*What needs to be done*:
Using the records below, locate all lines containing "type" and return them.

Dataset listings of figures
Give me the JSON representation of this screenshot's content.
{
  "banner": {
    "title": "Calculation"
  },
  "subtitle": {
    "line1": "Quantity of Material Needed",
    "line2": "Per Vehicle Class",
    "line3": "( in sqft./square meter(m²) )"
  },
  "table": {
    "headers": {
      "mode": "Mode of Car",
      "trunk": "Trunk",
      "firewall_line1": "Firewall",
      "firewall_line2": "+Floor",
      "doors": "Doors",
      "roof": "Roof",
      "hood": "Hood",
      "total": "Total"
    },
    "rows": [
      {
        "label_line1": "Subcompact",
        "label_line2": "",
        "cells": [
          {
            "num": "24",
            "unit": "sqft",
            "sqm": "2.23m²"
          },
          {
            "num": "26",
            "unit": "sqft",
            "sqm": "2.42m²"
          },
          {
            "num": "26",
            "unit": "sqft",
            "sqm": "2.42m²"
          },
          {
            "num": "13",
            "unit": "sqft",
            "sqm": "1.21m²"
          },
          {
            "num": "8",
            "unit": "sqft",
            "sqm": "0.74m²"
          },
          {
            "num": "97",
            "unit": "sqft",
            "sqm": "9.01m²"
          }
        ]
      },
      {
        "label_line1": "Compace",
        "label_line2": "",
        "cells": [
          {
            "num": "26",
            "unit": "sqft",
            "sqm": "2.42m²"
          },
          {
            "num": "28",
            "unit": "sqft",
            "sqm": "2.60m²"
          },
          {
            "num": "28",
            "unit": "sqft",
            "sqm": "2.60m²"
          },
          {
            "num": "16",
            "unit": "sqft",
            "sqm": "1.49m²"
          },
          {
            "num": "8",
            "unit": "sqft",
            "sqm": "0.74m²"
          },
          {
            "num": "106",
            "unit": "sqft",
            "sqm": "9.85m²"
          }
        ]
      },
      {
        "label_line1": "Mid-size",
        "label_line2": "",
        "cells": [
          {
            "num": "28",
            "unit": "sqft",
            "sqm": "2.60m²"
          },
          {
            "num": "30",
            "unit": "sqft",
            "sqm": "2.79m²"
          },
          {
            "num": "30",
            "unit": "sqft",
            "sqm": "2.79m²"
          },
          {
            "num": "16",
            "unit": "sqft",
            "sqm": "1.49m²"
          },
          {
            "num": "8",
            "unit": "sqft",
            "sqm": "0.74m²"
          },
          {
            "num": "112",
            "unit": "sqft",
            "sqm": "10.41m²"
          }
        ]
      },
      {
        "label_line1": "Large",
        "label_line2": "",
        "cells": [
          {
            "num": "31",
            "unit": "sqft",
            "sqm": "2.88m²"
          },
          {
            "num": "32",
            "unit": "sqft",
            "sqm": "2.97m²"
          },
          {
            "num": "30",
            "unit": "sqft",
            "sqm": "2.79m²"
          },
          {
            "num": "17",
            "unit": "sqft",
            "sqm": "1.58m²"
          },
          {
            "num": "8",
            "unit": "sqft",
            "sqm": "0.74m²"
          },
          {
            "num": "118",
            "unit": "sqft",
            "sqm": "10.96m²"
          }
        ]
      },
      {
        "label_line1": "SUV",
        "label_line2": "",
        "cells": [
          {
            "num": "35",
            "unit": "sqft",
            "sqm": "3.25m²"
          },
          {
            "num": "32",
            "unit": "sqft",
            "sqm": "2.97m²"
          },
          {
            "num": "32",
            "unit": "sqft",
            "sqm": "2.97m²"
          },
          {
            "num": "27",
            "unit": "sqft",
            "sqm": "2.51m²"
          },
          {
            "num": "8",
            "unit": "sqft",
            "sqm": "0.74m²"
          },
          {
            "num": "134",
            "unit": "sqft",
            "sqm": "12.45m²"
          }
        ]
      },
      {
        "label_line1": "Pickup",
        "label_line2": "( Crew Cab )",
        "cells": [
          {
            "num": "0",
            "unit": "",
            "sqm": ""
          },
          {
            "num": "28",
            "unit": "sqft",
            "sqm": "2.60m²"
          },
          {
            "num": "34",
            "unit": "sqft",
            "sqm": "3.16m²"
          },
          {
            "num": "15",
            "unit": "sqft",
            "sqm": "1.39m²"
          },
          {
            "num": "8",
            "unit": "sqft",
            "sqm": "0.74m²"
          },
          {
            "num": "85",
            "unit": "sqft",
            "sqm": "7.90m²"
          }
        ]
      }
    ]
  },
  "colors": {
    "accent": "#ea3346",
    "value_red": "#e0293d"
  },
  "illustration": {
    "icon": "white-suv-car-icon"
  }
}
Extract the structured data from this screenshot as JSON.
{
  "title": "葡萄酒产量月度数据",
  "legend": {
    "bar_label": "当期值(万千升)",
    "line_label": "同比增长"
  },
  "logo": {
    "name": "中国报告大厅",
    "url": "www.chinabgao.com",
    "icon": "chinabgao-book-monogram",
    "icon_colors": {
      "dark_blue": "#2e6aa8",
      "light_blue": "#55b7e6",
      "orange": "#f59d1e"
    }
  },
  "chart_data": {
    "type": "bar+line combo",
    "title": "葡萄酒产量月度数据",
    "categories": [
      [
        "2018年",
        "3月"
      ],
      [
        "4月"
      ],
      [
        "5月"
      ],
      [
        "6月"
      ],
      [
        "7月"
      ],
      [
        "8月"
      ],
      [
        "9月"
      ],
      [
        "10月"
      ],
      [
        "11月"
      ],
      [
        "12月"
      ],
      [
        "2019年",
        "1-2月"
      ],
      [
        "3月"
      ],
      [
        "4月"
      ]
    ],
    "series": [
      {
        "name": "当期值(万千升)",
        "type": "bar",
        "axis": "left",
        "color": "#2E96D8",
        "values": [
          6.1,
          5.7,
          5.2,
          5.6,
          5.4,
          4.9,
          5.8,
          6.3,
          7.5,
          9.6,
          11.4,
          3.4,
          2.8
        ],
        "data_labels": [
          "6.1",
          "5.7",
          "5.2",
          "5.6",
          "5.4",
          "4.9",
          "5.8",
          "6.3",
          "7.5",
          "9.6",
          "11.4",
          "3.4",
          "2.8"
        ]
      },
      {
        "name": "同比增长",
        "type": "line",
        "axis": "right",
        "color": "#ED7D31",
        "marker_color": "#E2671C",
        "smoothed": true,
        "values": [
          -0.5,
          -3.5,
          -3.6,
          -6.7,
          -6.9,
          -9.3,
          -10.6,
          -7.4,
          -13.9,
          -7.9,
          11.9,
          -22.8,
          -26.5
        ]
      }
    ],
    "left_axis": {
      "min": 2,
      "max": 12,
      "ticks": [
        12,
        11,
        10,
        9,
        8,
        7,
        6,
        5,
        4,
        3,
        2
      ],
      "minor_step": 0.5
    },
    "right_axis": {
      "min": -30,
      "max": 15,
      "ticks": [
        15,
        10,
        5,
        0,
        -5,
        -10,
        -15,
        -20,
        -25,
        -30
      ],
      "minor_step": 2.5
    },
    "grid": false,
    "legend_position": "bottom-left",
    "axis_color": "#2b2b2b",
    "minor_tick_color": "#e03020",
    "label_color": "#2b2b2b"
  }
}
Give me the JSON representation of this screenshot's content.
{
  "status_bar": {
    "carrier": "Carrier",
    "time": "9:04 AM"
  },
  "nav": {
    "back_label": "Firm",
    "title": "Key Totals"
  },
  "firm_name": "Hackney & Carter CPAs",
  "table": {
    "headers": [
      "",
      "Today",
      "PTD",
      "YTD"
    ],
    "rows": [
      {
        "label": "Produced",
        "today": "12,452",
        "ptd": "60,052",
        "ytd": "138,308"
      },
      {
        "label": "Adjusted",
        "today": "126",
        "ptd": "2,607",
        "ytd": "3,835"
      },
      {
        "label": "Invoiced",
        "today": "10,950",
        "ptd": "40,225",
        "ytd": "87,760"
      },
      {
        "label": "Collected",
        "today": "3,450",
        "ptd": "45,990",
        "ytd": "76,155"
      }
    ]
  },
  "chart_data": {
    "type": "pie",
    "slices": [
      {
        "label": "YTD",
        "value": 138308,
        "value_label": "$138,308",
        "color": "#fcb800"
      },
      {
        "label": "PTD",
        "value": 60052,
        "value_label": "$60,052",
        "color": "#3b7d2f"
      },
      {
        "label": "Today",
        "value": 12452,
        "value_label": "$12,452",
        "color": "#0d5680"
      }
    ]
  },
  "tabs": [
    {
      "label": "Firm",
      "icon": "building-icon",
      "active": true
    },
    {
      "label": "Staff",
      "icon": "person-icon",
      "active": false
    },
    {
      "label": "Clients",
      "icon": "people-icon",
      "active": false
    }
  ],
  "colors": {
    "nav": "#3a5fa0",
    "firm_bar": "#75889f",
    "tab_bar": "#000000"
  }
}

*Answer to the problem*:
    "type": "bar+line combo",
        "type": "bar",
        "type": "line",
    "type": "pie",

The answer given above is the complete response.